** START Rows **

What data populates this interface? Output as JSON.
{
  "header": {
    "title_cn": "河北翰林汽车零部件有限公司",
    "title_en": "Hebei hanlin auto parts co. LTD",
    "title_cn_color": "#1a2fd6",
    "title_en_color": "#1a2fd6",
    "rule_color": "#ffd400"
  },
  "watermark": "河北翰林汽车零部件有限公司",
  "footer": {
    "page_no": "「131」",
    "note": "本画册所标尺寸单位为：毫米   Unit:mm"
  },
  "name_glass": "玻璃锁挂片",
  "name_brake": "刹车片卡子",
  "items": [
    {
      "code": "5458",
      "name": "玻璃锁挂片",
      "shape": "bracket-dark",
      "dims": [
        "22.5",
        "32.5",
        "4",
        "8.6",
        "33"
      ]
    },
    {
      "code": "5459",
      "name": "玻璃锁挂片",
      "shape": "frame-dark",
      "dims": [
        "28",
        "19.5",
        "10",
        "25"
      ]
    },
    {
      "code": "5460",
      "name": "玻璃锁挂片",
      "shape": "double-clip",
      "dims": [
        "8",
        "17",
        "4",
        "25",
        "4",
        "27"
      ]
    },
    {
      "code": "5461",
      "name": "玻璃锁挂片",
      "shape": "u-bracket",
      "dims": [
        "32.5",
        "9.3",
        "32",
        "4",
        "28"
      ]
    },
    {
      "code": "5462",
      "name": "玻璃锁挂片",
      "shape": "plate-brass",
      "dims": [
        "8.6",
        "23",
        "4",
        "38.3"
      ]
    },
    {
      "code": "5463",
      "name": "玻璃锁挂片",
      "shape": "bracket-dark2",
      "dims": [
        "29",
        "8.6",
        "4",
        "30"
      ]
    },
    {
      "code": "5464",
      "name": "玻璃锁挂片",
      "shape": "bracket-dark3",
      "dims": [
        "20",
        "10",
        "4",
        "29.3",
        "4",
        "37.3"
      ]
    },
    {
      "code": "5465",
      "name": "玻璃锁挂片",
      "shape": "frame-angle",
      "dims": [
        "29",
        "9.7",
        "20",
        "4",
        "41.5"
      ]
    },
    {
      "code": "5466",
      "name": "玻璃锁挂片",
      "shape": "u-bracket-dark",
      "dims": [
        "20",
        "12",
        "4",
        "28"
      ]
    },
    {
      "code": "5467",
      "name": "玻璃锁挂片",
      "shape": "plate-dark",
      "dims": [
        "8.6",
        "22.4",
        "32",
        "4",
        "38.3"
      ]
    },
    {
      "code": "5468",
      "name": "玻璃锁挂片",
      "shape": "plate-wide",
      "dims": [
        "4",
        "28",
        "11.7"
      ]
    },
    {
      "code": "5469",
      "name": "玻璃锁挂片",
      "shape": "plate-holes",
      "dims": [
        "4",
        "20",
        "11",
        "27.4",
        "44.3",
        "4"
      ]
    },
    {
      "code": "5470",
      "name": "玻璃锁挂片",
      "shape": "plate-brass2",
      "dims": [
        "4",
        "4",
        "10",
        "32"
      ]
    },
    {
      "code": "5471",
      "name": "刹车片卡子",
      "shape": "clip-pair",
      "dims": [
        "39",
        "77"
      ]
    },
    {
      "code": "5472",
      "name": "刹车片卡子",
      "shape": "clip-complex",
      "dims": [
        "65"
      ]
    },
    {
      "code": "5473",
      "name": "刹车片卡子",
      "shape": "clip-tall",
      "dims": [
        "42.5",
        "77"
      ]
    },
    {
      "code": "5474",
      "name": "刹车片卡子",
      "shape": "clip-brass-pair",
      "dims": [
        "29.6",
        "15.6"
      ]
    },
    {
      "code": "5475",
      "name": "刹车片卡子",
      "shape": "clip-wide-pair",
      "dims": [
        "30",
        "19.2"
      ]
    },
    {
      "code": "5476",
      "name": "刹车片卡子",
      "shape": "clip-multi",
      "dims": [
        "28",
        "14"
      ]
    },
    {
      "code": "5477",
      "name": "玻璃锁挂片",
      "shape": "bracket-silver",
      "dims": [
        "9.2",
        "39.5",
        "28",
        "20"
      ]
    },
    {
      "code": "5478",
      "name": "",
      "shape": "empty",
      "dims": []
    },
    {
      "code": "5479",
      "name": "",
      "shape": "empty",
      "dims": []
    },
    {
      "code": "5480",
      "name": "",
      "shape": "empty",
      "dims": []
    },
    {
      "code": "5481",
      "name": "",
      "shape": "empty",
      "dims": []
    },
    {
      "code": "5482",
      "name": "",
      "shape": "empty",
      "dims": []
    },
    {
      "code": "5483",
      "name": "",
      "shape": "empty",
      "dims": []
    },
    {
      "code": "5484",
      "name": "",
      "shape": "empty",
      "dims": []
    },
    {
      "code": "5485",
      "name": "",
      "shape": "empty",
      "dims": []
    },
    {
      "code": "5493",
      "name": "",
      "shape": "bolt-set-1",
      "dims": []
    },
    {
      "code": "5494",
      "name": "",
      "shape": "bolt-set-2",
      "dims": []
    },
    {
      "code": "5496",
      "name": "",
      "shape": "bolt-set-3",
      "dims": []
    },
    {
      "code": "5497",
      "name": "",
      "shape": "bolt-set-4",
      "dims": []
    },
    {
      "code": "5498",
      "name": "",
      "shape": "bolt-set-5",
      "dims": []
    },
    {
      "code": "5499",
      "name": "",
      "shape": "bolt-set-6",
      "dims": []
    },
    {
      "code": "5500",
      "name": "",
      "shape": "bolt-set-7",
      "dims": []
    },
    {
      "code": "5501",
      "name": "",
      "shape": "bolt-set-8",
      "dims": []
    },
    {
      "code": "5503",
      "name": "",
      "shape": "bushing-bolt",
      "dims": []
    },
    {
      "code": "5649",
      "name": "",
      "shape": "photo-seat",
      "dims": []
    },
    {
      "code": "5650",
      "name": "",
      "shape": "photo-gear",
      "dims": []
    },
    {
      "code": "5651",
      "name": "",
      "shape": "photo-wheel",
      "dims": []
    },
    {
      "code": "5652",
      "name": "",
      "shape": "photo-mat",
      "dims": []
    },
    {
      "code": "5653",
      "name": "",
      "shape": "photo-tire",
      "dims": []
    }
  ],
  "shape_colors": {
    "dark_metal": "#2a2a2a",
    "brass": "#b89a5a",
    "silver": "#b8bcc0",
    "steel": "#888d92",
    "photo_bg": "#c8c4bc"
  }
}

** END Rows **

** To be done **
Count the lines that hold the string "bolt", and reply with that number alone.

** Response to this exercise **
9